### Required task
Return all lines with the word "this" in them.

### Recorded information

• • •

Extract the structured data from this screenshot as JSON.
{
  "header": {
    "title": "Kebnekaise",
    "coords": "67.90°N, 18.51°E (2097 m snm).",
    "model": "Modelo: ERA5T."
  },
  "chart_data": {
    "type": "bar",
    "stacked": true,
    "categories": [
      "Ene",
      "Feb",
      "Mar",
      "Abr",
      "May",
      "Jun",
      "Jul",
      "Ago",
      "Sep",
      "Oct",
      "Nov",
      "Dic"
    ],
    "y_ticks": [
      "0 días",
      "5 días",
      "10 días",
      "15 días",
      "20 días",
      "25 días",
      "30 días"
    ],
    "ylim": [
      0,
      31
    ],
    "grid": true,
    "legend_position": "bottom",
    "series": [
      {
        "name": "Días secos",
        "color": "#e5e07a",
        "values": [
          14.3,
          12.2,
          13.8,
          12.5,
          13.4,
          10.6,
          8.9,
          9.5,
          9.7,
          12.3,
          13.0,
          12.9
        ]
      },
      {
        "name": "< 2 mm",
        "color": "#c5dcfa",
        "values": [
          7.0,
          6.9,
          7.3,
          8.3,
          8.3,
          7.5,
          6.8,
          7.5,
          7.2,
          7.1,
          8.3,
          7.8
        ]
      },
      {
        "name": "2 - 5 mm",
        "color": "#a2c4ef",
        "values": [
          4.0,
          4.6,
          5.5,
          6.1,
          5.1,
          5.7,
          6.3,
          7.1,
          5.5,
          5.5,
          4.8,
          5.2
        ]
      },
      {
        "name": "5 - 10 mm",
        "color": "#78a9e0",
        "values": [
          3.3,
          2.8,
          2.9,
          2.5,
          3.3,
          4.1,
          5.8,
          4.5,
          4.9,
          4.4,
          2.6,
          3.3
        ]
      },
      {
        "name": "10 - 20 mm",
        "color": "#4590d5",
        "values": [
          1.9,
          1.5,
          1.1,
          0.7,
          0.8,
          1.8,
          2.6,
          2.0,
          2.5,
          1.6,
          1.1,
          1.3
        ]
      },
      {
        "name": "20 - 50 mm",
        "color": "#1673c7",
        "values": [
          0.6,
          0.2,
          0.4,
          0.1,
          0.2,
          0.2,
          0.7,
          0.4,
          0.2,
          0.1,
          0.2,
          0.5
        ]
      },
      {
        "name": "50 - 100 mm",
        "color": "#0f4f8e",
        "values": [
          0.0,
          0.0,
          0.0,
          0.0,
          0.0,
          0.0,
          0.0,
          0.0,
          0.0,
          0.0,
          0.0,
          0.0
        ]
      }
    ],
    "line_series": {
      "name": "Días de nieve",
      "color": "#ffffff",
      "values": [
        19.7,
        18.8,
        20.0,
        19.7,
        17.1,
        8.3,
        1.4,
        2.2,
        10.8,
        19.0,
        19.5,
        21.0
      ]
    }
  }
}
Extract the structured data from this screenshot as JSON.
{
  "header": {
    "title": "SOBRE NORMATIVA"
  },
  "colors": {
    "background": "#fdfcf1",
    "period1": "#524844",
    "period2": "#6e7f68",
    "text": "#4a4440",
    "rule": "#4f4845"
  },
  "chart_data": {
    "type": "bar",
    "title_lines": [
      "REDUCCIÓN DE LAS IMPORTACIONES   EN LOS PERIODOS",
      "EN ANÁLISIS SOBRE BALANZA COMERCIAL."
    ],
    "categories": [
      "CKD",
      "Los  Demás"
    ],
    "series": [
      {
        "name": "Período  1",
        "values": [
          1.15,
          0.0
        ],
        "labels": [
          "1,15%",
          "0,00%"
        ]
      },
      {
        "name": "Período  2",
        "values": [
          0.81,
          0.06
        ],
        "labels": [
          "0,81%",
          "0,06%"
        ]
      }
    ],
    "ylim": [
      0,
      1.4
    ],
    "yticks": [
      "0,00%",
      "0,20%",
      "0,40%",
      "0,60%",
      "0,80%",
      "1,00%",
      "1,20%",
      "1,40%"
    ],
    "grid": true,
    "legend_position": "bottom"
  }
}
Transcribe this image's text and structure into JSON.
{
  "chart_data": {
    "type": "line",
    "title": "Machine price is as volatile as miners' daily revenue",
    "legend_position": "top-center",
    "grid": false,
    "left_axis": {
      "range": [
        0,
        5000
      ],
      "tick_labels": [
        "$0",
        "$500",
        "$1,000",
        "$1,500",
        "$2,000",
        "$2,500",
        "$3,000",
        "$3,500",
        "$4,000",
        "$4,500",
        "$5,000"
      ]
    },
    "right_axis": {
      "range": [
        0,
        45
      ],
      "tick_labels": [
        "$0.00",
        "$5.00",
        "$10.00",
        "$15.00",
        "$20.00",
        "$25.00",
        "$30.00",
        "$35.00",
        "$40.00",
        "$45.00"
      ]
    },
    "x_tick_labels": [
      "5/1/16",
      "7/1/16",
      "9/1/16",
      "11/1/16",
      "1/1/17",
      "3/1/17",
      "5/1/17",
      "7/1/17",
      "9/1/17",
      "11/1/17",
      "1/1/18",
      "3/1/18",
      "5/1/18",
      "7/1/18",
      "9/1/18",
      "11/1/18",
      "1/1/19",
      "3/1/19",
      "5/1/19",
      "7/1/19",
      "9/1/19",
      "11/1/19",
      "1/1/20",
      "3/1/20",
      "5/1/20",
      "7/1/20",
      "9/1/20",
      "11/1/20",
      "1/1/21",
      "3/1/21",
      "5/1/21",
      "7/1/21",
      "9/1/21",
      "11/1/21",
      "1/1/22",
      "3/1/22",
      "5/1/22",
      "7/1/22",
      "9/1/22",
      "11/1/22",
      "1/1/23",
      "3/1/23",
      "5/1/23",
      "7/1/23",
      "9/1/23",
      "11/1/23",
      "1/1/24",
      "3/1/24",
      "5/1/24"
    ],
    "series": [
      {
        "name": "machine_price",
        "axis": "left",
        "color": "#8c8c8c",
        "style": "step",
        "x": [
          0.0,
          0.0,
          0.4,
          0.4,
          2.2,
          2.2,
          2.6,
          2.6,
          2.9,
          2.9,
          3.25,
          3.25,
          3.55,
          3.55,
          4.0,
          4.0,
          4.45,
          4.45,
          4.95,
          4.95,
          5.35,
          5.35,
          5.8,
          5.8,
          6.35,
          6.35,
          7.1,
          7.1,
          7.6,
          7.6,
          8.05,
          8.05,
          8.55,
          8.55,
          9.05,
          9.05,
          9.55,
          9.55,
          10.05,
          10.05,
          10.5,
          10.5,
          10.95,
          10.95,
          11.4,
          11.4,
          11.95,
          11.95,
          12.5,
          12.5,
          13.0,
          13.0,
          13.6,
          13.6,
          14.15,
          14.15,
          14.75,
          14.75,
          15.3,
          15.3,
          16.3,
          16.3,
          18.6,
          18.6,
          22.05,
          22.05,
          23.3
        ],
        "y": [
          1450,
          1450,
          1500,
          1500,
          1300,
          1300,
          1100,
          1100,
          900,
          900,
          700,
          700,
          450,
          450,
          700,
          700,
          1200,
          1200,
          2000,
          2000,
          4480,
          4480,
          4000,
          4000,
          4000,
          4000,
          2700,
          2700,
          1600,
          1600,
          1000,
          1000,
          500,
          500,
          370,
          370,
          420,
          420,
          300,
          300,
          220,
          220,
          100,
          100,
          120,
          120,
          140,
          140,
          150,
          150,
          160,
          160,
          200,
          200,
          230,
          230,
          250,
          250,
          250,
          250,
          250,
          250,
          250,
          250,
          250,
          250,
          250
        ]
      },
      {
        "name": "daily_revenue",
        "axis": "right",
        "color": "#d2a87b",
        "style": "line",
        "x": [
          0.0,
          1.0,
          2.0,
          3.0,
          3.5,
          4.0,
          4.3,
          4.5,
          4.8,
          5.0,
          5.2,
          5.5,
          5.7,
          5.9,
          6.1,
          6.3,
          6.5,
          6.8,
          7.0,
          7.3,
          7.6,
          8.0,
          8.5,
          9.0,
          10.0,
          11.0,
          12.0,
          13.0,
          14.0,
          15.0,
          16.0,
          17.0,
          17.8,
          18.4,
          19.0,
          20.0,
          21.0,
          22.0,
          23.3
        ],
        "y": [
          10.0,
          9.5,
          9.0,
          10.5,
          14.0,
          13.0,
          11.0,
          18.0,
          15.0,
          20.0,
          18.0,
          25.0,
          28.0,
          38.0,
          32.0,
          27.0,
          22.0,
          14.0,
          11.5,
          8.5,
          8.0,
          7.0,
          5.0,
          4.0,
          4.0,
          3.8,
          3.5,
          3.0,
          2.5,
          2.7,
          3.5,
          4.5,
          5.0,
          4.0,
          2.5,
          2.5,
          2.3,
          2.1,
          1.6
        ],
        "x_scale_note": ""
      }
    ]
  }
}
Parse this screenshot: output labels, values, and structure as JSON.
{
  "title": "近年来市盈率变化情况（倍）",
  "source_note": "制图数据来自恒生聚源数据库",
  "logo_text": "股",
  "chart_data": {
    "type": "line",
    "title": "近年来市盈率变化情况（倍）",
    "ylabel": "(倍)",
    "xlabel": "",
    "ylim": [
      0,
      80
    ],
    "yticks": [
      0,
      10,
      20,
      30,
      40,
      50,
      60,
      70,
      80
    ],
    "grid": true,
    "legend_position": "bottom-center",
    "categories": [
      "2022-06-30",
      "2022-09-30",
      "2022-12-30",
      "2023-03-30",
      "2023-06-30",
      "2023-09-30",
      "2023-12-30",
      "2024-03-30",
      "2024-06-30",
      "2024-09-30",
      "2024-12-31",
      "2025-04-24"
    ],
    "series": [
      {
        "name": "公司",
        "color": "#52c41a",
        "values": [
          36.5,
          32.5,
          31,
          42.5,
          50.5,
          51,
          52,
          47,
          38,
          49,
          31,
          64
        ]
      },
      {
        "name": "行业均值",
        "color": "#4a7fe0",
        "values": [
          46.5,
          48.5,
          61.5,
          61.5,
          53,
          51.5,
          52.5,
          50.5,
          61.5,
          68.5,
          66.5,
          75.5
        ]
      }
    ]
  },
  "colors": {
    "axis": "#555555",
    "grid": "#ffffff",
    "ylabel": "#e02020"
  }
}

• • •

### Written solution
Extract the structured data from this screenshot as JSON.
Extract the structured data from this screenshot as JSON.
Transcribe this image's text and structure into JSON.
Parse this screenshot: output labels, values, and structure as JSON.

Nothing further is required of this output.